*Job A*:
Copy out, line for line, the stretch of the records from the line containing "- x-tick-label: 4: [92, 564, 101, 580]" through the line containing "- y-axis-label: V−Vsys (km/s): [14, 379, 33, 475]", including both of those lines.
------------------------------------------------------------------------
The Tom and Jerry Show is an American flash animated television series produced by Warner Bros. Animation and Turner Entertainment and animated by Renegade Animation. It is based on the Tom and Jerry characters and theatrical cartoon series created by William Hanna and Joseph Barbera. The series first premiered in Canada on Teletoon on March 1, 2014, and began airing on Cartoon Network in the United States on April 9, 2014, but also aired on Boomerang in the U.S.

Beginning in 2017, the series moved to Boomerang in the U.S. The fourth season was released on February 1, 2021, on Boomerang SVOD and on the Cartoon Network app. The fifth and final season was released on the Cartoon Network app, also on February 1, and on February 2, but the season was completely abandoned from the app and hasn't been added back. The fifth season also aired on Boomerang on February 15, 2021.

The show was followed by a HBO Max series named Tom and Jerry Special Shorts, which are by the same crew as Looney Tunes Cartoons and are in the vein of the classic shorts.  Another series, Tom and Jerry in New York, was also released on HBO Max on July 1, 2021, which is done by the same production team as The Tom and Jerry Show.

Plot 
The series follows the antics of Tom in his pursuit to catch Jerry.

Each scenario was introduced, used, or discontinued in each season. The series can follow one of these scenarios:

 Tom and Jerry's typical antics in a modern-day urban setting.
 Tom and Jerry being pets to two witches named Beatie and Hildie in a medieval setting. (It was used only in the first two seasons)
------------------------------------------------------------------------
*Job B*:
Answer these questions from the Tom and Jerry Show text:
(i) On what date did the series first premiere on Teletoon in Canada?
(ii) On what date was the fourth season released on Boomerang SVOD and the Cartoon Network app?
(iii) What are the names of the two witches who keep Tom and Jerry as pets?
------------------------------------------------------------------------
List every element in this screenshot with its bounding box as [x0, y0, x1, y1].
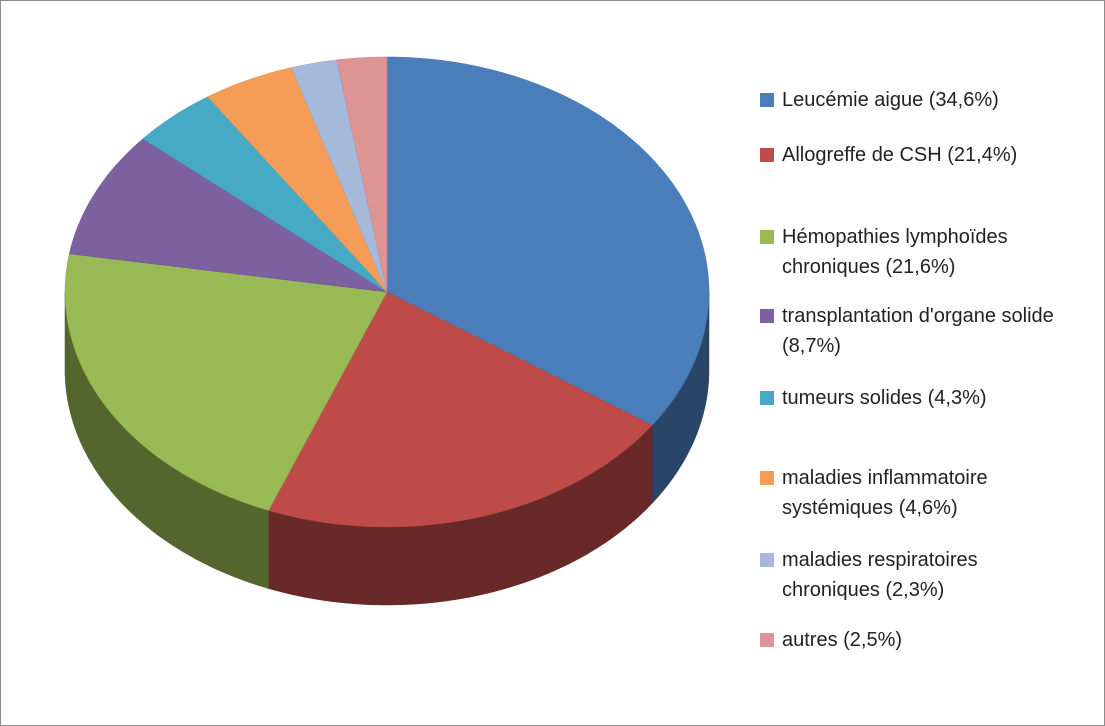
legend-swatch	[760, 230, 774, 244]
legend-swatch	[760, 148, 774, 162]
legend-label: Hémopathies lymphoïdes chroniques (21,6%…	[782, 226, 1008, 278]
legend-entry: transplantation d'organe solide (8,7%)	[760, 301, 1060, 361]
legend-label: autres (2,5%)	[782, 629, 903, 651]
pie-slice	[207, 67, 388, 293]
legend-swatch	[760, 309, 774, 323]
legend-entry: Hémopathies lymphoïdes chroniques (21,6%…	[760, 222, 1060, 282]
legend-entry: Allogreffe de CSH (21,4%)	[760, 140, 1060, 170]
legend-swatch	[760, 633, 774, 647]
legend-label: maladies respiratoires chroniques (2,3%)	[782, 549, 978, 601]
pie-slice	[64, 253, 388, 511]
pie-tops	[64, 56, 710, 528]
legend-swatch	[760, 391, 774, 405]
legend-entry: Leucémie aigue (34,6%)	[760, 85, 1060, 115]
legend-entry: autres (2,5%)	[760, 625, 1060, 655]
legend-swatch	[760, 93, 774, 107]
legend-label: tumeurs solides (4,3%)	[782, 387, 987, 409]
legend-swatch	[760, 553, 774, 567]
pie-slice	[336, 56, 388, 293]
legend-entry: maladies respiratoires chroniques (2,3%)	[760, 545, 1060, 605]
pie-slice	[68, 138, 388, 293]
legend-entry: maladies inflammatoire systémiques (4,6%…	[760, 463, 1060, 523]
pie-slice	[268, 291, 653, 528]
pie-slice	[291, 59, 388, 293]
legend-label: Leucémie aigue (34,6%)	[782, 89, 999, 111]
legend-label: maladies inflammatoire systémiques (4,6%…	[782, 467, 988, 519]
pie-slice	[142, 96, 388, 293]
legend-label: transplantation d'organe solide (8,7%)	[782, 305, 1054, 357]
legend-label: Allogreffe de CSH (21,4%)	[782, 144, 1018, 166]
pie-slice	[386, 56, 710, 426]
legend-swatch	[760, 471, 774, 485]
legend-entry: tumeurs solides (4,3%)	[760, 383, 1060, 413]
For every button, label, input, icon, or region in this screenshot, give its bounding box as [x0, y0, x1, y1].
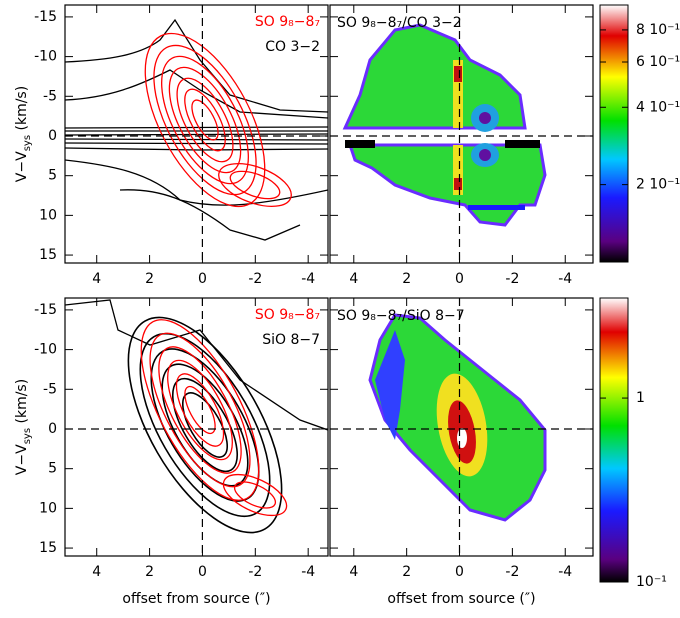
- x-tick-label: 4: [92, 564, 101, 580]
- ratio-map: [342, 23, 547, 227]
- y-axis-label-part: V−V: [14, 151, 30, 182]
- y-tick-label: 0: [48, 421, 57, 437]
- map-label: SO 9₈−8₇/SiO 8−7: [337, 308, 465, 324]
- x-tick-label: 0: [198, 271, 207, 287]
- legend-entry: SO 9₈−8₇: [255, 307, 320, 323]
- x-axis-label: offset from source (″): [387, 591, 535, 607]
- x-tick-label: -4: [558, 564, 572, 580]
- legend-entry: SiO 8−7: [262, 332, 320, 348]
- x-tick-label: -4: [301, 271, 315, 287]
- x-tick-label: -2: [505, 564, 519, 580]
- y-axis-label: V−Vsys (km/s): [14, 379, 33, 475]
- x-tick-label: 2: [145, 564, 154, 580]
- y-axis-label: V−Vsys (km/s): [14, 86, 33, 182]
- y-tick-label: -5: [43, 88, 57, 104]
- plot-frame: [329, 4, 594, 264]
- y-tick-label: 0: [48, 128, 57, 144]
- legend-entry: CO 3−2: [265, 39, 320, 55]
- plot-frame: [64, 297, 329, 557]
- x-tick-label: 2: [402, 564, 411, 580]
- colorbar-tick-label: 4 10⁻¹: [636, 99, 680, 115]
- ratio-map: [368, 313, 547, 522]
- y-tick-label: 5: [48, 461, 57, 477]
- x-tick-label: 0: [198, 564, 207, 580]
- x-tick-label: 2: [402, 271, 411, 287]
- y-tick-label: -15: [34, 9, 57, 25]
- plot-frame: [329, 297, 594, 557]
- y-tick-label: 10: [39, 207, 57, 223]
- x-tick-label: -2: [248, 564, 262, 580]
- y-tick-label: -10: [34, 49, 57, 65]
- map-label: SO 9₈−8₇/CO 3−2: [337, 15, 462, 31]
- colorbar-tick-label: 2 10⁻¹: [636, 177, 680, 193]
- x-tick-label: 4: [349, 564, 358, 580]
- colorbar-tick-label: 6 10⁻¹: [636, 54, 680, 70]
- y-axis-label-part: sys: [22, 135, 33, 151]
- y-tick-label: 5: [48, 168, 57, 184]
- x-tick-label: 4: [349, 271, 358, 287]
- colorbar-tick-label: 10⁻¹: [636, 574, 667, 590]
- colorbar: [599, 297, 629, 583]
- colorbar: [599, 4, 629, 263]
- x-tick-label: 0: [455, 271, 464, 287]
- contour-map: [65, 299, 328, 534]
- reference-lines: [65, 5, 593, 556]
- x-tick-label: -2: [248, 271, 262, 287]
- legend-entry: SO 9₈−8₇: [255, 14, 320, 30]
- x-tick-label: 0: [455, 564, 464, 580]
- y-tick-label: -15: [34, 302, 57, 318]
- x-tick-label: -4: [558, 271, 572, 287]
- x-tick-label: -2: [505, 271, 519, 287]
- y-axis-label-part: sys: [22, 428, 33, 444]
- x-axis-label: offset from source (″): [122, 591, 270, 607]
- colorbar-tick-label: 1: [636, 390, 645, 406]
- y-axis-label-part: (km/s): [14, 379, 30, 428]
- y-tick-label: -5: [43, 381, 57, 397]
- y-axis-label-part: V−V: [14, 444, 30, 475]
- x-tick-label: 4: [92, 271, 101, 287]
- y-tick-label: 15: [39, 247, 57, 263]
- x-tick-label: -4: [301, 564, 315, 580]
- plot-frame: [64, 4, 329, 264]
- y-tick-label: 15: [39, 540, 57, 556]
- y-tick-label: -10: [34, 342, 57, 358]
- contour-map: [65, 18, 328, 241]
- x-tick-label: 2: [145, 271, 154, 287]
- y-axis-label-part: (km/s): [14, 86, 30, 135]
- y-tick-label: 10: [39, 500, 57, 516]
- colorbar-tick-label: 8 10⁻¹: [636, 22, 680, 38]
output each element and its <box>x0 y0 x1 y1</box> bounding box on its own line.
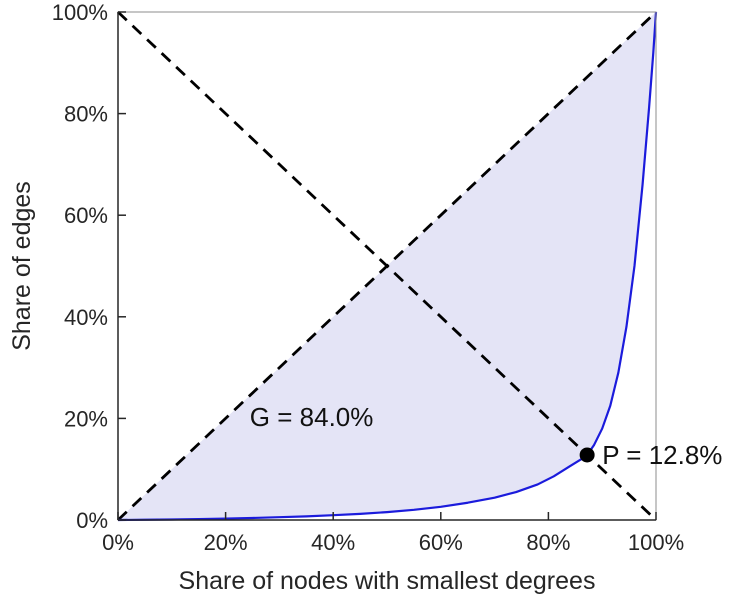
x-tick-label: 80% <box>526 530 570 555</box>
gini-annotation: G = 84.0% <box>250 402 374 432</box>
p-annotation: P = 12.8% <box>602 440 722 470</box>
x-tick-label: 0% <box>102 530 134 555</box>
plot-layers: 0% 20% 40% 60% 80% 100% 0% 20% 40% 60% 80% 100% <box>52 0 684 555</box>
anti-diagonal <box>117 10 657 522</box>
y-tick-label: 80% <box>64 102 108 127</box>
y-tick-label: 20% <box>64 406 108 431</box>
x-axis-title: Share of nodes with smallest degrees <box>179 567 596 595</box>
x-tick-label: 40% <box>311 530 355 555</box>
y-tick-label: 100% <box>52 0 108 25</box>
x-tick-label: 20% <box>204 530 248 555</box>
x-tick-label: 60% <box>419 530 463 555</box>
lorenz-curve <box>117 11 658 522</box>
y-tick-label: 40% <box>64 305 108 330</box>
y-tick-label: 0% <box>76 508 108 533</box>
x-tick-label: 100% <box>628 530 684 555</box>
y-axis-title: Share of edges <box>8 181 36 351</box>
intersection-point <box>579 447 595 463</box>
y-tick-label: 60% <box>64 203 108 228</box>
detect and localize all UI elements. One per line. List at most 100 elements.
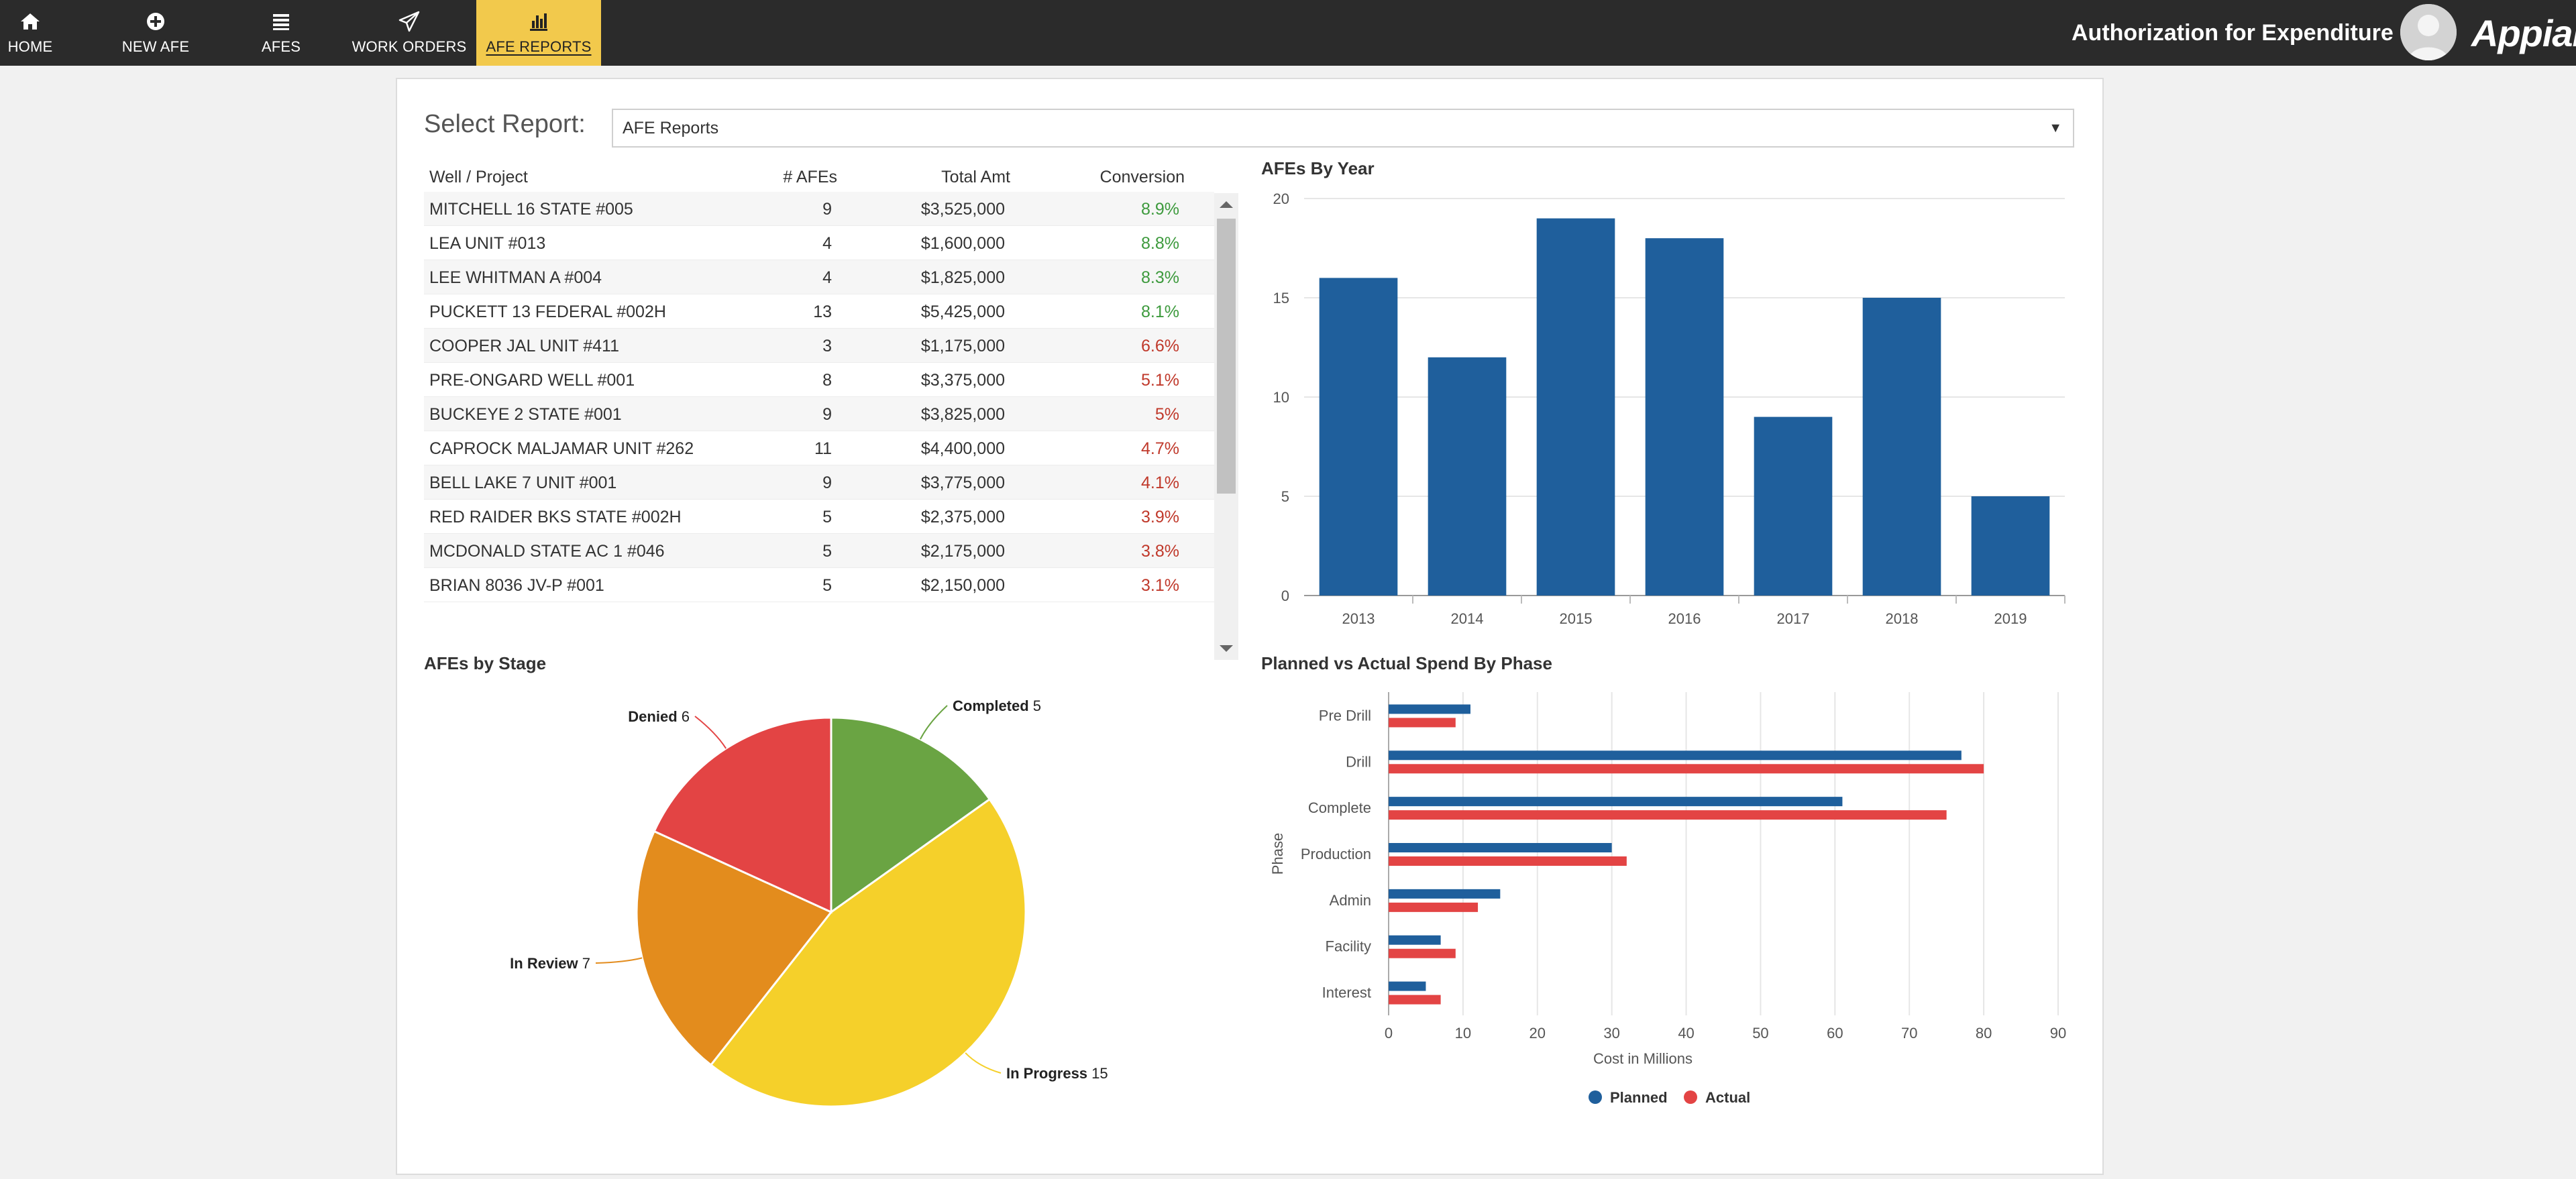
report-dropdown[interactable]: AFE Reports ▼: [612, 109, 2074, 148]
y-tick-label: Production: [1301, 846, 1371, 862]
table-scrollbar[interactable]: [1214, 193, 1238, 660]
x-tick-label: 2013: [1342, 610, 1375, 627]
scroll-down-icon[interactable]: [1220, 645, 1233, 652]
pie-label: Denied 6: [628, 708, 690, 725]
nav-work-orders[interactable]: WORK ORDERS: [352, 0, 467, 66]
bar-planned-pre-drill[interactable]: [1389, 704, 1470, 714]
x-tick-label: 30: [1603, 1025, 1619, 1042]
well-table-body: MITCHELL 16 STATE #005 9 $3,525,000 8.9% LEA…: [424, 192, 1214, 661]
scrollbar-thumb[interactable]: [1217, 219, 1236, 494]
pie-slice-in-review[interactable]: [635, 830, 833, 1067]
table-row[interactable]: BRIAN 8036 JV-P #001 5 $2,150,000 3.1%: [424, 568, 1214, 602]
table-row[interactable]: LEE WHITMAN A #004 4 $1,825,000 8.3%: [424, 260, 1214, 294]
cell-afe-count: 11: [814, 439, 832, 458]
cell-afe-count: 5: [822, 576, 832, 595]
cell-well-name: MCDONALD STATE AC 1 #046: [429, 542, 665, 561]
chart-title-afes-by-stage: AFEs by Stage: [424, 653, 547, 673]
bar-planned-admin[interactable]: [1389, 889, 1501, 899]
bar-actual-interest[interactable]: [1389, 995, 1441, 1005]
table-row[interactable]: PUCKETT 13 FEDERAL #002H 13 $5,425,000 8.1%: [424, 294, 1214, 329]
cell-well-name: BRIAN 8036 JV-P #001: [429, 576, 604, 595]
cell-total-amount: $1,175,000: [920, 337, 1005, 355]
bar-actual-drill[interactable]: [1389, 764, 1984, 774]
column-header-well[interactable]: Well / Project: [429, 168, 528, 186]
bar-2017[interactable]: [1754, 416, 1833, 596]
bar-planned-interest[interactable]: [1389, 981, 1426, 991]
bar-planned-production[interactable]: [1389, 843, 1612, 852]
x-tick-label: 2015: [1560, 610, 1593, 627]
x-tick-label: 2019: [1994, 610, 2027, 627]
legend-label[interactable]: Actual: [1705, 1089, 1750, 1106]
select-report-label: Select Report:: [424, 110, 586, 138]
pie-label: In Review 7: [510, 955, 590, 972]
nav-new-afe-label: NEW AFE: [121, 38, 190, 55]
cell-afe-count: 8: [822, 371, 832, 390]
cell-afe-count: 5: [822, 542, 832, 561]
table-row[interactable]: COOPER JAL UNIT #411 3 $1,175,000 6.6%: [424, 329, 1214, 363]
cell-well-name: BUCKEYE 2 STATE #001: [429, 405, 622, 424]
legend-label[interactable]: Planned: [1610, 1089, 1668, 1106]
bar-actual-pre-drill[interactable]: [1389, 718, 1456, 728]
cell-conversion: 4.7%: [1141, 439, 1179, 458]
appian-logo: Appian: [2471, 11, 2576, 54]
cell-afe-count: 4: [822, 234, 832, 253]
table-row[interactable]: MITCHELL 16 STATE #005 9 $3,525,000 8.9%: [424, 192, 1214, 226]
pie-slice-in-progress[interactable]: [709, 797, 1027, 1108]
y-axis-label: Phase: [1269, 833, 1286, 875]
bar-2013[interactable]: [1319, 278, 1398, 596]
column-header-afes[interactable]: # AFEs: [783, 168, 837, 186]
afes-by-stage-chart: Completed 5 In Progress 15 In Review 7 Deni…: [510, 697, 1108, 1108]
table-row[interactable]: MCDONALD STATE AC 1 #046 5 $2,175,000 3.8%: [424, 534, 1214, 568]
nav-home[interactable]: HOME: [0, 0, 60, 66]
cell-conversion: 6.6%: [1141, 337, 1179, 355]
nav-afes[interactable]: AFES: [258, 0, 305, 66]
bar-actual-admin[interactable]: [1389, 902, 1479, 912]
cell-well-name: LEE WHITMAN A #004: [429, 268, 602, 287]
planned-vs-actual-chart: 0 10 20 30 40 50 60 70 80 90 Pre Drill Drill Complet…: [1269, 692, 2066, 1106]
cell-total-amount: $3,525,000: [920, 200, 1005, 219]
report-dropdown-value: AFE Reports: [623, 118, 719, 137]
table-row[interactable]: PRE-ONGARD WELL #001 8 $3,375,000 5.1%: [424, 363, 1214, 397]
column-header-conversion[interactable]: Conversion: [1099, 168, 1185, 186]
plus-circle-icon: [147, 13, 164, 30]
user-avatar[interactable]: [2400, 4, 2457, 60]
bar-planned-drill[interactable]: [1389, 750, 1962, 761]
bar-2014[interactable]: [1428, 357, 1507, 596]
cell-conversion: 5.1%: [1141, 371, 1179, 390]
bar-2016[interactable]: [1645, 238, 1724, 596]
y-tick-label: 20: [1273, 190, 1289, 207]
nav-home-label: HOME: [7, 38, 53, 55]
table-row[interactable]: CAPROCK MALJAMAR UNIT #262 11 $4,400,000 4.…: [424, 431, 1214, 465]
app-switcher[interactable]: Authorization for Expenditure ▼: [2072, 0, 2412, 66]
scroll-up-icon[interactable]: [1220, 201, 1233, 208]
table-row[interactable]: RED RAIDER BKS STATE #002H 5 $2,375,000 3.9…: [424, 500, 1214, 534]
bar-2015[interactable]: [1536, 218, 1615, 596]
pie-label-connector: [694, 716, 727, 749]
pie-slice-denied[interactable]: [653, 716, 833, 914]
x-tick-label: 90: [2050, 1025, 2066, 1042]
table-row[interactable]: BELL LAKE 7 UNIT #001 9 $3,775,000 4.1%: [424, 465, 1214, 500]
x-tick-label: 2016: [1668, 610, 1701, 627]
table-row[interactable]: BUCKEYE 2 STATE #001 9 $3,825,000 5%: [424, 397, 1214, 431]
table-header: Well / Project # AFEs Total Amt Conversi…: [429, 161, 1214, 190]
list-icon: [273, 14, 289, 30]
column-header-total[interactable]: Total Amt: [941, 168, 1010, 186]
cell-afe-count: 3: [822, 337, 832, 355]
nav-afe-reports[interactable]: AFE REPORTS: [476, 0, 601, 66]
cell-afe-count: 9: [822, 405, 832, 424]
home-icon: [21, 13, 40, 30]
cell-conversion: 8.9%: [1141, 200, 1179, 219]
bar-planned-complete[interactable]: [1389, 797, 1843, 807]
nav-new-afe[interactable]: NEW AFE: [118, 0, 193, 66]
cell-afe-count: 13: [813, 302, 832, 321]
x-axis-label: Cost in Millions: [1593, 1050, 1693, 1067]
bar-actual-complete[interactable]: [1389, 810, 1947, 820]
bar-actual-production[interactable]: [1389, 856, 1627, 866]
x-tick-label: 0: [1385, 1025, 1393, 1042]
x-tick-label: 60: [1827, 1025, 1843, 1042]
table-row[interactable]: LEA UNIT #013 4 $1,600,000 8.8%: [424, 226, 1214, 260]
bar-2019[interactable]: [1971, 496, 2050, 596]
bar-2018[interactable]: [1862, 298, 1941, 596]
bar-actual-facility[interactable]: [1389, 948, 1456, 958]
bar-planned-facility[interactable]: [1389, 935, 1441, 945]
------------------------------------------------------------------------
*Correct output A*:
- x-tick-label: 4: [92, 564, 101, 580]
- ratio-map: [342, 23, 547, 227]
- y-axis-label-part: V−V: [14, 151, 30, 182]
- y-tick-label: 0: [48, 421, 57, 437]
- map-label: SO 9₈−8₇/SiO 8−7: [337, 308, 465, 324]
- x-tick-label: 0: [198, 271, 207, 287]
- legend-entry: SO 9₈−8₇: [255, 307, 320, 323]
- x-axis-label: offset from source (″): [387, 591, 535, 607]
- x-tick-label: -4: [558, 564, 572, 580]
- legend-entry: SiO 8−7: [262, 332, 320, 348]
- x-tick-label: -4: [301, 271, 315, 287]
- x-tick-label: -2: [505, 564, 519, 580]
- y-axis-label: V−Vsys (km/s): [14, 379, 33, 475]

*Correct output B*:
(i) March 1, 2014
(ii) February 1, 2021
(iii) Beatie and Hildie